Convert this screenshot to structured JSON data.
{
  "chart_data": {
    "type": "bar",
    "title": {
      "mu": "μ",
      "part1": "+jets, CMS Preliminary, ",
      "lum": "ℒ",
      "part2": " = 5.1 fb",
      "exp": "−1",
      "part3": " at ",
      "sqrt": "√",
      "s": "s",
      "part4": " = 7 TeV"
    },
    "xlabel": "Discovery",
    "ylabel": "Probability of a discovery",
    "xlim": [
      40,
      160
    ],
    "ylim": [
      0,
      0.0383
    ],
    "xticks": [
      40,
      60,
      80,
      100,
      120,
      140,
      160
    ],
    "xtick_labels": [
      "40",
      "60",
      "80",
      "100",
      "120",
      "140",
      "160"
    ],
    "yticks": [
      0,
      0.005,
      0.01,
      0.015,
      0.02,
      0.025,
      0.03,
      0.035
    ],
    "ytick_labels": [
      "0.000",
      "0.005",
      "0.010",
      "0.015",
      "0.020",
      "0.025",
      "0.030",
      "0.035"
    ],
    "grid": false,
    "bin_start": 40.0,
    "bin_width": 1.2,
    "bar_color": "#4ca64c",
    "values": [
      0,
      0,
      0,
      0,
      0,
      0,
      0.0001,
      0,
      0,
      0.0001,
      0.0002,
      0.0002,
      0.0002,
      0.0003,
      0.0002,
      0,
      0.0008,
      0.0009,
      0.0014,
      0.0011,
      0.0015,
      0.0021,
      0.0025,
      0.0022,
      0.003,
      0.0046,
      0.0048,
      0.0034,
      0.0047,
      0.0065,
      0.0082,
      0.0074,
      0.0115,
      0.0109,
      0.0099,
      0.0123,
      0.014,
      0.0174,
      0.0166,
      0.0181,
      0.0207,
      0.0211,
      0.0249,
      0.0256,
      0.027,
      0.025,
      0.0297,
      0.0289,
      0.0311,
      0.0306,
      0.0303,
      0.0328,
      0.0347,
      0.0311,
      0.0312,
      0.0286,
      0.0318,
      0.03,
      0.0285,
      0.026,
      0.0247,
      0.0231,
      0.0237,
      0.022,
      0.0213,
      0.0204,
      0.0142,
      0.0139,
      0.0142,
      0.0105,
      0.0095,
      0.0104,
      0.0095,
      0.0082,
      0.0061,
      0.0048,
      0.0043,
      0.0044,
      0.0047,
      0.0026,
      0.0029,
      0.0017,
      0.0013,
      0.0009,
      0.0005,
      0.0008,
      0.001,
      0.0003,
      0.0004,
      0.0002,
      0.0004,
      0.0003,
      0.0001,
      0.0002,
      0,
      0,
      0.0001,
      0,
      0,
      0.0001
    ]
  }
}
•••••
Exercise objective:
Print the complete listing again, exactly as it stands.

Problem solution:
Convert this screenshot to structured JSON data.
{
  "chart_data": {
    "type": "bar",
    "title": {
      "mu": "μ",
      "part1": "+jets, CMS Preliminary, ",
      "lum": "ℒ",
      "part2": " = 5.1 fb",
      "exp": "−1",
      "part3": " at ",
      "sqrt": "√",
      "s": "s",
      "part4": " = 7 TeV"
    },
    "xlabel": "Discovery",
    "ylabel": "Probability of a discovery",
    "xlim": [
      40,
      160
    ],
    "ylim": [
      0,
      0.0383
    ],
    "xticks": [
      40,
      60,
      80,
      100,
      120,
      140,
      160
    ],
    "xtick_labels": [
      "40",
      "60",
      "80",
      "100",
      "120",
      "140",
      "160"
    ],
    "yticks": [
      0,
      0.005,
      0.01,
      0.015,
      0.02,
      0.025,
      0.03,
      0.035
    ],
    "ytick_labels": [
      "0.000",
      "0.005",
      "0.010",
      "0.015",
      "0.020",
      "0.025",
      "0.030",
      "0.035"
    ],
    "grid": false,
    "bin_start": 40.0,
    "bin_width": 1.2,
    "bar_color": "#4ca64c",
    "values": [
      0,
      0,
      0,
      0,
      0,
      0,
      0.0001,
      0,
      0,
      0.0001,
      0.0002,
      0.0002,
      0.0002,
      0.0003,
      0.0002,
      0,
      0.0008,
      0.0009,
      0.0014,
      0.0011,
      0.0015,
      0.0021,
      0.0025,
      0.0022,
      0.003,
      0.0046,
      0.0048,
      0.0034,
      0.0047,
      0.0065,
      0.0082,
      0.0074,
      0.0115,
      0.0109,
      0.0099,
      0.0123,
      0.014,
      0.0174,
      0.0166,
      0.0181,
      0.0207,
      0.0211,
      0.0249,
      0.0256,
      0.027,
      0.025,
      0.0297,
      0.0289,
      0.0311,
      0.0306,
      0.0303,
      0.0328,
      0.0347,
      0.0311,
      0.0312,
      0.0286,
      0.0318,
      0.03,
      0.0285,
      0.026,
      0.0247,
      0.0231,
      0.0237,
      0.022,
      0.0213,
      0.0204,
      0.0142,
      0.0139,
      0.0142,
      0.0105,
      0.0095,
      0.0104,
      0.0095,
      0.0082,
      0.0061,
      0.0048,
      0.0043,
      0.0044,
      0.0047,
      0.0026,
      0.0029,
      0.0017,
      0.0013,
      0.0009,
      0.0005,
      0.0008,
      0.001,
      0.0003,
      0.0004,
      0.0002,
      0.0004,
      0.0003,
      0.0001,
      0.0002,
      0,
      0,
      0.0001,
      0,
      0,
      0.0001
    ]
  }
}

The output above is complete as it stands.